**TASK PROMPT**
Copy out the listing that follows, exactly, without its pictures.

** START RECORDS FOR THE TASK **

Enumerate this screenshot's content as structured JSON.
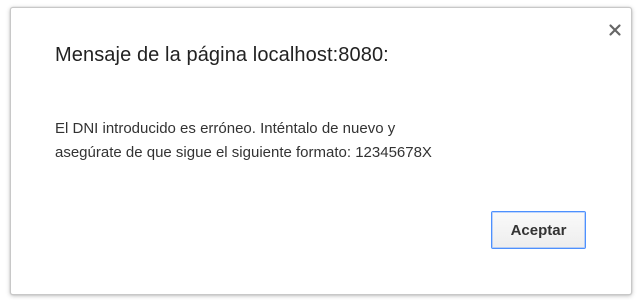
{
  "dialog": {
    "title": "Mensaje de la página localhost:8080:",
    "message_line1": "El DNI introducido es erróneo. Inténtalo de nuevo y",
    "message_line2": "asegúrate de que sigue el siguiente formato: 12345678X",
    "accept_label": "Aceptar",
    "close_icon": "close-icon"
  },
  "colors": {
    "accent": "#4d90fe",
    "text": "#333333",
    "border": "#c8c8c8"
  }
}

** END RECORDS FOR THE TASK **

**WRITTEN SOLUTION**
Enumerate this screenshot's content as structured JSON.
{
  "dialog": {
    "title": "Mensaje de la página localhost:8080:",
    "message_line1": "El DNI introducido es erróneo. Inténtalo de nuevo y",
    "message_line2": "asegúrate de que sigue el siguiente formato: 12345678X",
    "accept_label": "Aceptar",
    "close_icon": "close-icon"
  },
  "colors": {
    "accent": "#4d90fe",
    "text": "#333333",
    "border": "#c8c8c8"
  }
}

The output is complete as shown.